- **Assignment**
Your output should be the line that contains "OCR this image." and all lines after it in the records, retyped exactly through the last one.

---*---

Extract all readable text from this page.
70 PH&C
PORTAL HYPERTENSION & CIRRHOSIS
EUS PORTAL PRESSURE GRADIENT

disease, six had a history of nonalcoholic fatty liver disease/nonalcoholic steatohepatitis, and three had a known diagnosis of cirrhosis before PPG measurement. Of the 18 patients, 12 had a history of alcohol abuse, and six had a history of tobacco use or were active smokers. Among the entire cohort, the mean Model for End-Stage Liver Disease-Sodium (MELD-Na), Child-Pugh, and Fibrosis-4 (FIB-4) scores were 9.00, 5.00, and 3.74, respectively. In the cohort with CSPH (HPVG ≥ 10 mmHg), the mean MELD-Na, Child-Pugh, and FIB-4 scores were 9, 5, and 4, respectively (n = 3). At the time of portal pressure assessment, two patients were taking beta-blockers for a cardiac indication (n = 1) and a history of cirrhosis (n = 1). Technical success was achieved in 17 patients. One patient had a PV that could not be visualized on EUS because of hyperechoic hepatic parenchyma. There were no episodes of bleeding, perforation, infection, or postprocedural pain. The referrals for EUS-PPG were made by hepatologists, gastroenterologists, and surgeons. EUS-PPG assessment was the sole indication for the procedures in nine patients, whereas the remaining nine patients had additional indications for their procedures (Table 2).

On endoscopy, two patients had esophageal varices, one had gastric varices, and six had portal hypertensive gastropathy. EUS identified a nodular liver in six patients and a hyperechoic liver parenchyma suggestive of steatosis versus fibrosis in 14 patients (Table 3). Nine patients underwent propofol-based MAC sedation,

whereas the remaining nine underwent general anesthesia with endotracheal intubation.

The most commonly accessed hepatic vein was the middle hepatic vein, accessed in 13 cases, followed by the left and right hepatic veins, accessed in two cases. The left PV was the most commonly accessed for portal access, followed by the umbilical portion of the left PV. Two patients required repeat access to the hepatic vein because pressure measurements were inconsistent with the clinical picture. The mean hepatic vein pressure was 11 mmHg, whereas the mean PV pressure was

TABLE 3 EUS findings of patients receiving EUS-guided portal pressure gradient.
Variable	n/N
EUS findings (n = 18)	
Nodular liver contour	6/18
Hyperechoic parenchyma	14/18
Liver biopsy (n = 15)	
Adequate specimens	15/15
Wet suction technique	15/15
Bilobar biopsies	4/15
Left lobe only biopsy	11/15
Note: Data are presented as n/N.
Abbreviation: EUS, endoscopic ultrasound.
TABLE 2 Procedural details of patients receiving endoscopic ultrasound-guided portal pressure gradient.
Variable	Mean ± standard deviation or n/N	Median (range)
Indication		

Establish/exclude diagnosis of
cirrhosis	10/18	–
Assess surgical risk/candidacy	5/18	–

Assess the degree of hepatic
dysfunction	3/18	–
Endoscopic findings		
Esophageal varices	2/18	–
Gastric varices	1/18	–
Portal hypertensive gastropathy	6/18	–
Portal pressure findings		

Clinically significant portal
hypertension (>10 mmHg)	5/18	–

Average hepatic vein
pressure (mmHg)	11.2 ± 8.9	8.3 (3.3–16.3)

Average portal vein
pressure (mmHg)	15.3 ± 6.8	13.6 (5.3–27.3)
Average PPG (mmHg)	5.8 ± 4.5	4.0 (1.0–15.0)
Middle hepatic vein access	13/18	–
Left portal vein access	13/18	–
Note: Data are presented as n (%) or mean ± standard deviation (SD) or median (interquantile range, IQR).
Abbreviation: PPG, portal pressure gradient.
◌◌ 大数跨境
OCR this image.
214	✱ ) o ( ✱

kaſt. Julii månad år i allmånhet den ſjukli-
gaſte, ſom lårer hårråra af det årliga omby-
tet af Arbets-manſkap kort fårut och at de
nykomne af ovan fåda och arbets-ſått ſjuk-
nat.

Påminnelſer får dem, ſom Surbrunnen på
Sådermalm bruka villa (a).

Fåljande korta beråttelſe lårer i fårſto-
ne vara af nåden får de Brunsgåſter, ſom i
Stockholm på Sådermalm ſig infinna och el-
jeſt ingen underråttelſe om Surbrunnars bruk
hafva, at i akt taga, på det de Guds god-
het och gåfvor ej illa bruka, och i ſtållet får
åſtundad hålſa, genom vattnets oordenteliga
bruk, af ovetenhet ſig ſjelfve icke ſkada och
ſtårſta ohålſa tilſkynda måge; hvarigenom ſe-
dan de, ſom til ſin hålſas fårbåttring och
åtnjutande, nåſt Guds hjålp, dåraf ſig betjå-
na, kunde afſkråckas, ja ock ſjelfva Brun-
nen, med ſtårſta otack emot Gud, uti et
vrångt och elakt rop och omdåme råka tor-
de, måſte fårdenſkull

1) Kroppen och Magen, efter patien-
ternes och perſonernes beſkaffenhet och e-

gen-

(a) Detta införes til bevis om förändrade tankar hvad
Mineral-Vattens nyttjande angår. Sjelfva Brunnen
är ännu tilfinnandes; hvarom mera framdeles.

---*---

- **Result below**
OCR this image.
214	✱ ) o ( ✱

kaſt. Julii månad år i allmånhet den ſjukli-
gaſte, ſom lårer hårråra af det årliga omby-
tet af Arbets-manſkap kort fårut och at de
nykomne af ovan fåda och arbets-ſått ſjuk-
nat.

Påminnelſer får dem, ſom Surbrunnen på
Sådermalm bruka villa (a).

Fåljande korta beråttelſe lårer i fårſto-
ne vara af nåden får de Brunsgåſter, ſom i
Stockholm på Sådermalm ſig infinna och el-
jeſt ingen underråttelſe om Surbrunnars bruk
hafva, at i akt taga, på det de Guds god-
het och gåfvor ej illa bruka, och i ſtållet får
åſtundad hålſa, genom vattnets oordenteliga
bruk, af ovetenhet ſig ſjelfve icke ſkada och
ſtårſta ohålſa tilſkynda måge; hvarigenom ſe-
dan de, ſom til ſin hålſas fårbåttring och
åtnjutande, nåſt Guds hjålp, dåraf ſig betjå-
na, kunde afſkråckas, ja ock ſjelfva Brun-
nen, med ſtårſta otack emot Gud, uti et
vrångt och elakt rop och omdåme råka tor-
de, måſte fårdenſkull

1) Kroppen och Magen, efter patien-
ternes och perſonernes beſkaffenhet och e-

gen-

(a) Detta införes til bevis om förändrade tankar hvad
Mineral-Vattens nyttjande angår. Sjelfva Brunnen
är ännu tilfinnandes; hvarom mera framdeles.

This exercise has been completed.